_STATED GOAL:_
Exactly repeat the material, dropping only the pictures.

-----

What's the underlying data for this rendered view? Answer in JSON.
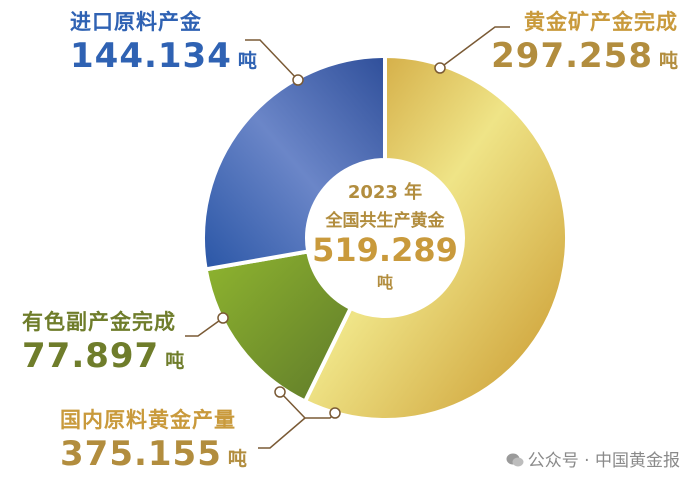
{
  "chart_data": {
    "type": "pie",
    "slices": [
      {
        "label": "黄金矿产金完成",
        "value": 297.258,
        "unit": "吨",
        "color": "#d4a73a"
      },
      {
        "label": "有色副产金完成",
        "value": 77.897,
        "unit": "吨",
        "color": "#7d9a2e"
      },
      {
        "label": "进口原料产金",
        "value": 144.134,
        "unit": "吨",
        "color": "#3f63b0"
      }
    ],
    "bracket": {
      "label": "国内原料黄金产量",
      "value": "375.155",
      "unit": "吨"
    },
    "center": {
      "line1": "2023 年",
      "line2": "全国共生产黄金",
      "value": "519.289",
      "unit": "吨"
    }
  },
  "watermark": {
    "text": "公众号 · 中国黄金报"
  }
}
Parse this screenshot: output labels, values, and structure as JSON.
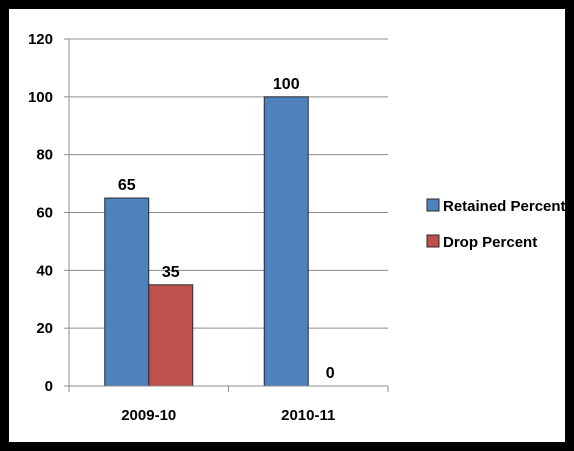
{
  "chart_data": {
    "type": "bar",
    "categories": [
      "2009-10",
      "2010-11"
    ],
    "series": [
      {
        "name": "Retained Percent",
        "values": [
          65,
          100
        ],
        "color": "#4f81bd"
      },
      {
        "name": "Drop Percent",
        "values": [
          35,
          0
        ],
        "color": "#c0504d"
      }
    ],
    "data_labels": [
      [
        "65",
        "100"
      ],
      [
        "35",
        "0"
      ]
    ],
    "ylim": [
      0,
      120
    ],
    "yticks": [
      0,
      20,
      40,
      60,
      80,
      100,
      120
    ],
    "grid": true,
    "legend_position": "right"
  }
}
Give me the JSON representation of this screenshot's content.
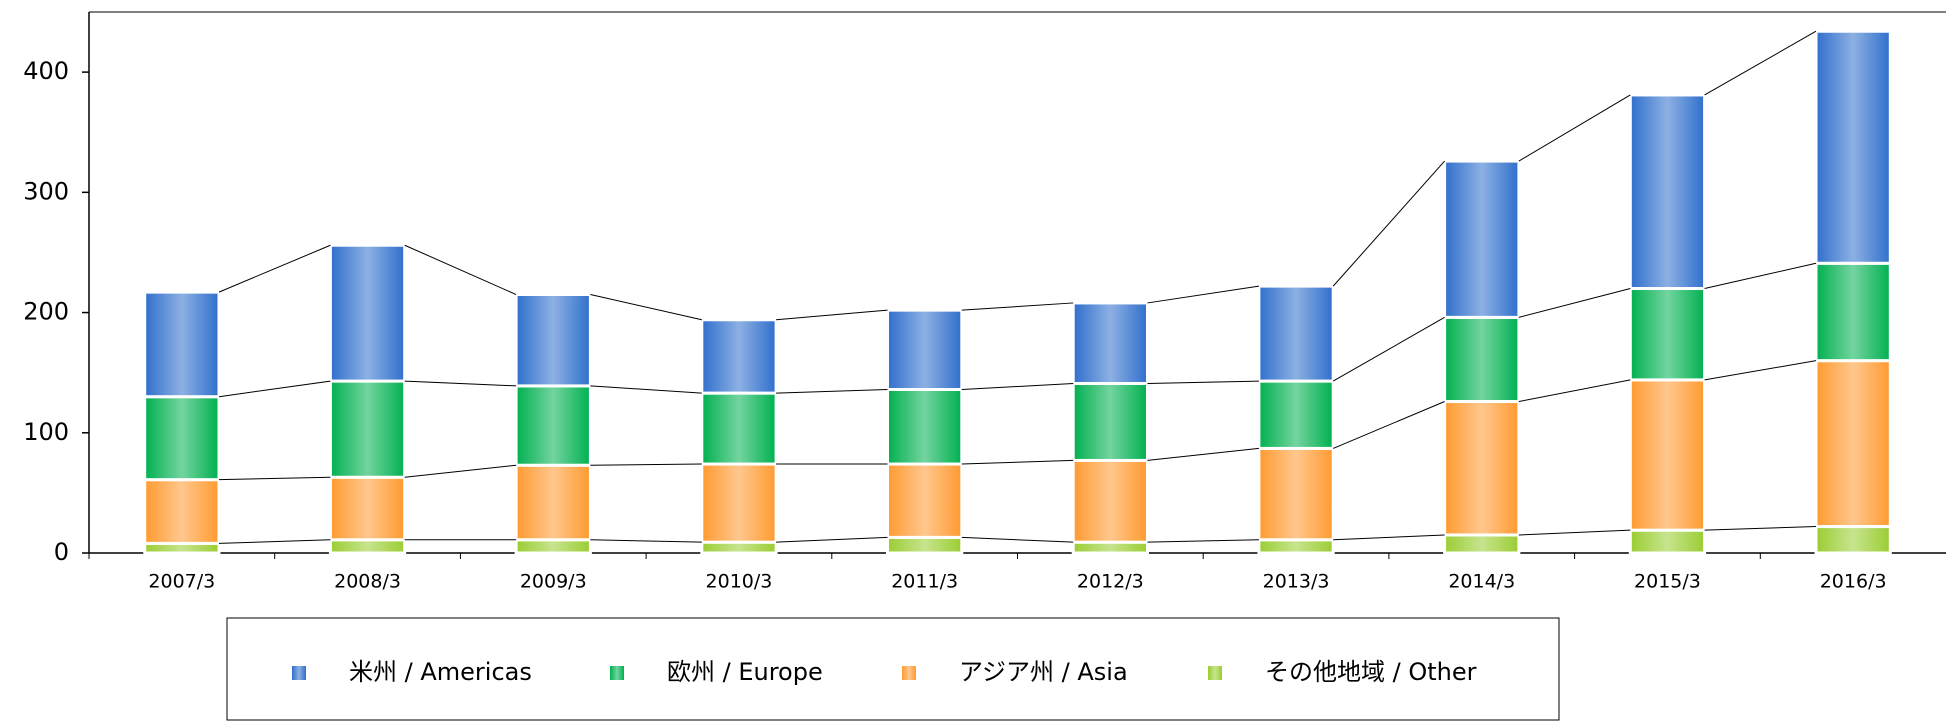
{
  "chart_data": {
    "type": "stacked_bar",
    "categories": [
      "2007/3",
      "2008/3",
      "2009/3",
      "2010/3",
      "2011/3",
      "2012/3",
      "2013/3",
      "2014/3",
      "2015/3",
      "2016/3"
    ],
    "series": [
      {
        "name": "その他地域 / Other",
        "color": "#9acd32",
        "values": [
          8,
          11,
          11,
          9,
          13,
          9,
          11,
          15,
          19,
          22
        ]
      },
      {
        "name": "アジア州 / Asia",
        "color": "#ff9a30",
        "values": [
          53,
          52,
          62,
          65,
          61,
          68,
          76,
          111,
          125,
          138
        ]
      },
      {
        "name": "欧州 / Europe",
        "color": "#00b050",
        "values": [
          69,
          80,
          66,
          59,
          62,
          64,
          56,
          70,
          76,
          81
        ]
      },
      {
        "name": "米州 / Americas",
        "color": "#2f6fcc",
        "values": [
          87,
          113,
          76,
          61,
          66,
          67,
          79,
          130,
          161,
          193
        ]
      }
    ],
    "ylim": [
      0,
      450
    ],
    "yticks": [
      0,
      100,
      200,
      300,
      400
    ],
    "legend_order": [
      3,
      2,
      1,
      0
    ]
  }
}
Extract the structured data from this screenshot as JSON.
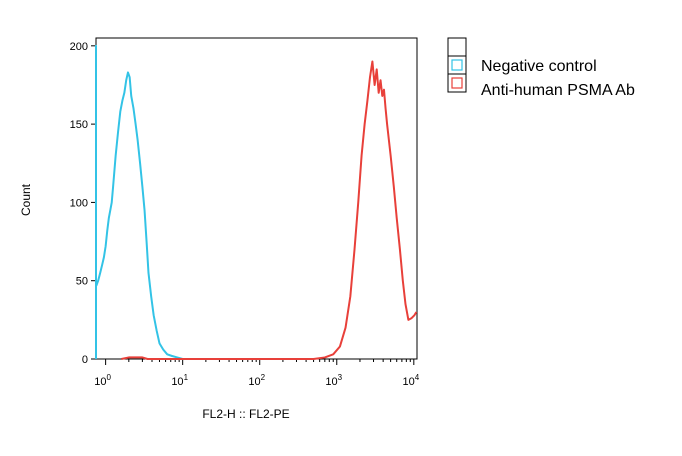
{
  "chart_data": {
    "type": "line",
    "xlabel": "FL2-H :: FL2-PE",
    "ylabel": "Count",
    "x_scale": "log",
    "xlim": [
      0.75,
      11000
    ],
    "ylim": [
      0,
      205
    ],
    "y_ticks": [
      0,
      50,
      100,
      150,
      200
    ],
    "x_ticks": [
      {
        "value": 1,
        "base": "10",
        "exp": "0"
      },
      {
        "value": 10,
        "base": "10",
        "exp": "1"
      },
      {
        "value": 100,
        "base": "10",
        "exp": "2"
      },
      {
        "value": 1000,
        "base": "10",
        "exp": "3"
      },
      {
        "value": 10000,
        "base": "10",
        "exp": "4"
      }
    ],
    "grid": false,
    "legend_position": "top-right",
    "series": [
      {
        "name": "Negative control",
        "color": "#33c3e6",
        "x": [
          0.75,
          0.75,
          0.75,
          0.76,
          0.8,
          0.85,
          0.9,
          0.95,
          1.0,
          1.05,
          1.1,
          1.15,
          1.2,
          1.25,
          1.35,
          1.45,
          1.55,
          1.65,
          1.75,
          1.85,
          1.95,
          2.05,
          2.15,
          2.3,
          2.45,
          2.6,
          2.8,
          3.0,
          3.2,
          3.4,
          3.6,
          3.9,
          4.2,
          4.6,
          5.0,
          5.6,
          6.3,
          7.2,
          8.5,
          10.0,
          12.0,
          14.0
        ],
        "y": [
          0,
          200,
          50,
          47,
          50,
          55,
          60,
          65,
          72,
          82,
          90,
          95,
          100,
          110,
          130,
          145,
          158,
          165,
          170,
          178,
          183,
          180,
          168,
          160,
          150,
          140,
          125,
          110,
          95,
          75,
          55,
          40,
          28,
          18,
          10,
          6,
          3,
          2,
          1,
          0,
          0,
          0
        ]
      },
      {
        "name": "Anti-human PSMA Ab",
        "color": "#e8403a",
        "x": [
          1.6,
          2.0,
          2.5,
          3.0,
          3.5,
          4.5,
          500,
          700,
          900,
          1100,
          1300,
          1500,
          1700,
          1900,
          2100,
          2300,
          2500,
          2700,
          2900,
          3100,
          3300,
          3500,
          3700,
          3900,
          4100,
          4300,
          4500,
          5000,
          5500,
          6000,
          6600,
          7200,
          7800,
          8500,
          9300,
          10200,
          10800
        ],
        "y": [
          0,
          1,
          1,
          1,
          0,
          0,
          0,
          1,
          3,
          8,
          20,
          40,
          70,
          100,
          130,
          150,
          165,
          180,
          190,
          175,
          185,
          170,
          178,
          168,
          172,
          160,
          150,
          130,
          110,
          90,
          70,
          50,
          35,
          25,
          26,
          28,
          30
        ]
      }
    ],
    "legend": {
      "header_label": "",
      "items": [
        {
          "label": "Negative control",
          "color": "#33c3e6"
        },
        {
          "label": "Anti-human PSMA Ab",
          "color": "#e8403a"
        }
      ]
    }
  }
}
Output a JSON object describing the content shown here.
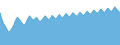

-----

_FINAL ANSWER:_
What's the underlying data for this rendered view? Answer in JSON.
{
  "chart_data": {
    "type": "pie",
    "slices": [
      {
        "label": "黄金矿产金完成",
        "value": 297.258,
        "unit": "吨",
        "color": "#d4a73a"
      },
      {
        "label": "有色副产金完成",
        "value": 77.897,
        "unit": "吨",
        "color": "#7d9a2e"
      },
      {
        "label": "进口原料产金",
        "value": 144.134,
        "unit": "吨",
        "color": "#3f63b0"
      }
    ],
    "bracket": {
      "label": "国内原料黄金产量",
      "value": "375.155",
      "unit": "吨"
    },
    "center": {
      "line1": "2023 年",
      "line2": "全国共生产黄金",
      "value": "519.289",
      "unit": "吨"
    }
  },
  "watermark": {
    "text": "公众号 · 中国黄金报"
  }
}
Parse this screenshot: output labels, values, and structure as JSON.
{
  "chart_data": {
    "type": "bar",
    "categories": [
      "2009-10",
      "2010-11"
    ],
    "series": [
      {
        "name": "Retained Percent",
        "values": [
          65,
          100
        ],
        "color": "#4f81bd"
      },
      {
        "name": "Drop Percent",
        "values": [
          35,
          0
        ],
        "color": "#c0504d"
      }
    ],
    "data_labels": [
      [
        "65",
        "100"
      ],
      [
        "35",
        "0"
      ]
    ],
    "ylim": [
      0,
      120
    ],
    "yticks": [
      0,
      20,
      40,
      60,
      80,
      100,
      120
    ],
    "grid": true,
    "legend_position": "right"
  }
}
Give me the JSON representation of this screenshot's content.
{
  "chart_data": {
    "type": "stacked_bar",
    "categories": [
      "2007/3",
      "2008/3",
      "2009/3",
      "2010/3",
      "2011/3",
      "2012/3",
      "2013/3",
      "2014/3",
      "2015/3",
      "2016/3"
    ],
    "series": [
      {
        "name": "その他地域 / Other",
        "color": "#9acd32",
        "values": [
          8,
          11,
          11,
          9,
          13,
          9,
          11,
          15,
          19,
          22
        ]
      },
      {
        "name": "アジア州 / Asia",
        "color": "#ff9a30",
        "values": [
          53,
          52,
          62,
          65,
          61,
          68,
          76,
          111,
          125,
          138
        ]
      },
      {
        "name": "欧州 / Europe",
        "color": "#00b050",
        "values": [
          69,
          80,
          66,
          59,
          62,
          64,
          56,
          70,
          76,
          81
        ]
      },
      {
        "name": "米州 / Americas",
        "color": "#2f6fcc",
        "values": [
          87,
          113,
          76,
          61,
          66,
          67,
          79,
          130,
          161,
          193
        ]
      }
    ],
    "ylim": [
      0,
      450
    ],
    "yticks": [
      0,
      100,
      200,
      300,
      400
    ],
    "legend_order": [
      3,
      2,
      1,
      0
    ]
  }
}
Extract the structured data from this screenshot as JSON.
{
  "chart_data": {
    "type": "line",
    "xlabel": "FL2-H :: FL2-PE",
    "ylabel": "Count",
    "x_scale": "log",
    "xlim": [
      0.75,
      11000
    ],
    "ylim": [
      0,
      205
    ],
    "y_ticks": [
      0,
      50,
      100,
      150,
      200
    ],
    "x_ticks": [
      {
        "value": 1,
        "base": "10",
        "exp": "0"
      },
      {
        "value": 10,
        "base": "10",
        "exp": "1"
      },
      {
        "value": 100,
        "base": "10",
        "exp": "2"
      },
      {
        "value": 1000,
        "base": "10",
        "exp": "3"
      },
      {
        "value": 10000,
        "base": "10",
        "exp": "4"
      }
    ],
    "grid": false,
    "legend_position": "top-right",
    "series": [
      {
        "name": "Negative control",
        "color": "#33c3e6",
        "x": [
          0.75,
          0.75,
          0.75,
          0.76,
          0.8,
          0.85,
          0.9,
          0.95,
          1.0,
          1.05,
          1.1,
          1.15,
          1.2,
          1.25,
          1.35,
          1.45,
          1.55,
          1.65,
          1.75,
          1.85,
          1.95,
          2.05,
          2.15,
          2.3,
          2.45,
          2.6,
          2.8,
          3.0,
          3.2,
          3.4,
          3.6,
          3.9,
          4.2,
          4.6,
          5.0,
          5.6,
          6.3,
          7.2,
          8.5,
          10.0,
          12.0,
          14.0
        ],
        "y": [
          0,
          200,
          50,
          47,
          50,
          55,
          60,
          65,
          72,
          82,
          90,
          95,
          100,
          110,
          130,
          145,
          158,
          165,
          170,
          178,
          183,
          180,
          168,
          160,
          150,
          140,
          125,
          110,
          95,
          75,
          55,
          40,
          28,
          18,
          10,
          6,
          3,
          2,
          1,
          0,
          0,
          0
        ]
      },
      {
        "name": "Anti-human PSMA Ab",
        "color": "#e8403a",
        "x": [
          1.6,
          2.0,
          2.5,
          3.0,
          3.5,
          4.5,
          500,
          700,
          900,
          1100,
          1300,
          1500,
          1700,
          1900,
          2100,
          2300,
          2500,
          2700,
          2900,
          3100,
          3300,
          3500,
          3700,
          3900,
          4100,
          4300,
          4500,
          5000,
          5500,
          6000,
          6600,
          7200,
          7800,
          8500,
          9300,
          10200,
          10800
        ],
        "y": [
          0,
          1,
          1,
          1,
          0,
          0,
          0,
          1,
          3,
          8,
          20,
          40,
          70,
          100,
          130,
          150,
          165,
          180,
          190,
          175,
          185,
          170,
          178,
          168,
          172,
          160,
          150,
          130,
          110,
          90,
          70,
          50,
          35,
          25,
          26,
          28,
          30
        ]
      }
    ],
    "legend": {
      "header_label": "",
      "items": [
        {
          "label": "Negative control",
          "color": "#33c3e6"
        },
        {
          "label": "Anti-human PSMA Ab",
          "color": "#e8403a"
        }
      ]
    }
  }
}
Output a JSON object describing the content shown here.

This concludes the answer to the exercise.